━━━━━ Page

L’idée me hanta de nous fixer au moins un mois dans le midi, afin d’attendre que le froid s’apaisât, avant de remonter vers le nord. Comme nous étions dans un restaurant, mangeant une exquise bouillabaisse, gloire de ce pays, le garçon nous annonça, je ne sais plus à quel propos, qu’un tramway électrique venait d’être installé entre Aix et Marseille. Ce nom d’Aix éveilla en moi le souvenir de mon vieux maître, peintre dont je ne connaissais que les ouvrages, et dont mes premiers essais dans l’art avaient tiré leur leçon. Ayant appris qu’il n’y avait que deux heures de voyage de Marseille à Aix, je résolus d’employer la journée du lendemain à une visite chez Paul Cézanne.

Le lendemain, en effet, dès 7 heures du matin, muni de la notice que j’avais publiée aux Hommes d’aujourd’hui, chez l’éditeur Vanier, vers 1889, j’abordai le fameux tramway et j’y pris place pour Aix. Mes appréhensions étaient grandes, je ne savais pas l’adresse de Paul Cézanne, et je ne connaissais personne qui la sût. Il est vrai que j’avais pensé qu’un peintre devenu quasi célèbre à Paris devait être quelque peu répandu dans son pays; mais j’avais en vain questionné déjà quelques personnes à Marseille, exhibant, comme pièce propre à éclairer la mémoire, ma notice ornée d’un portrait de Paul Cézanne par Camille Pissaro. On retournait ma feuille dans tous les sens, et toujours la réponse était négative. D’ailleurs je m’apercevais bien que l’image du personnage, habillé en paysan et de mine rébarbative, ne pouvait nullement enorgueillir quiconque de le connaître ou de savoir seulement son nom.

Il n’y eut pas dans le tramway de Marseille à Aix une personne que je ne passai au crible de mes questions; elles étaient invariables. — «Vous habitez Aix? Depuis longtemps?... » Puis rassemblant tout mon courage: «Y connaissez-vous un grand peintre, célèbre à Paris aujourd’hui, l’honneur de sa ville: Paul Cézanne?» Mais la réponse restait négative, après une révision du plafond de la voiture par les yeux du questionné. Le conducteur lui-même ignorait absolument le nom de Paul Cézanne et fut incapable de me donner aucune indication, quoique je lui eusse fourni force explications et montré longuement l’effigie dessinée par Pissaro. Ce qui fait qu’étant arrivé au lieu de destination, je me résolus à demander simplement la route de la cathédrale.

━━━━━━━━━━
━━━━━ Segment de données

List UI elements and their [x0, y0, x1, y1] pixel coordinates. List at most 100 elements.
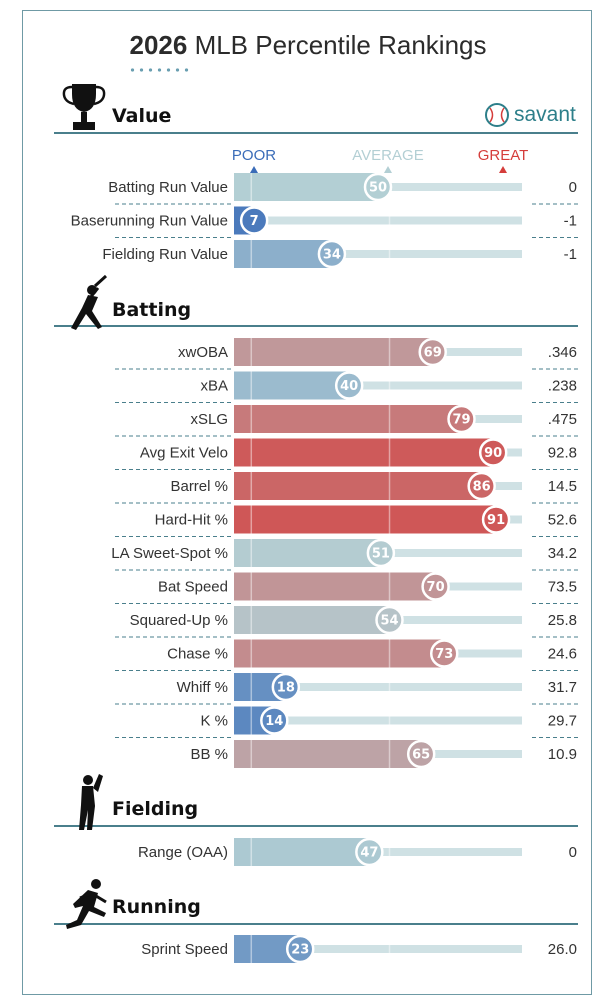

━━━━━━━━━━

Objectifs =>
A: Dans le récit de la visite à Cézanne, qui est l'auteur du portrait de Paul Cézanne qui ornait la notice ?
B: Poursuivez, s'il vous plaît, le récit de la visite à Cézanne à partir de sa dernière phrase.

Résultats dans l'ordre =>
A: Camille Pissaro.

B:
La petite ville d’Aix, avec son Cours spacieux planté de beaux arbres, ses fontaines d’eau chaude s’épanchant dans des vasques moussues, ses hôtels aux cariatides classiques, ses façades silencieuses et aristocratiques, me fit une excellente impression. Il me semblait que l’âme de mon vieux maître y répandait une atmosphère de sympathique intimité. Après des ruelles tortueuses, une station devant l’hôtel de ville et son beffroi, j’arrivai à la cathédrale. Là, des saints d’une naïveté grossière, sous laquelle se cachait presque un aveu de foi, me firent de suite penser à Cézanne. C’était comme un reflet de cette bonhomie qu’il a souvent dans ses portraits d’hommes du peuple. Ces saints, je ne sais pour quelle raison, me le rendaient presque présent; ce pourquoi, ne le rencontrant là, je me remis à questionner les rares passants qui troublaient d’un rythme de pas la solitude de ce lieu. Les réponses continuèrent à être négatives. Personne, à Aix même, ne connaissait, ou ne semblait connaître Paul Cézanne. Je me désespérais déjà, lorsqu’un ouvrier vint stationner sous le porche que je regardais, et se mit à suivre mon exemple, c’est-à-dire à consulter comme moi les vieux saints naïvement grotesques du seuil. Je le questionnai, mais il ne put me répondre plus que les autres; puis se ravisant il me dit: «En dernier recours vous pouvez aller à la mairie; si ce monsieur est sur la liste des électeurs, on vous donnera son adresse.» Ignorant de toute formule administrative, je n’avais pas songé à cet expédient si simple. Je remerciai cet intelligent passant, et je me rendis à la mairie d’Aix. Elle était à deux pas, et j’étais passé devant en montant à la cathédrale. Là, immédiatement, je sus que «M. Cézanne Paul était né à Aix en Provence, le 19 janvier 1839, et qu’il habitait rue Boulegon, 25».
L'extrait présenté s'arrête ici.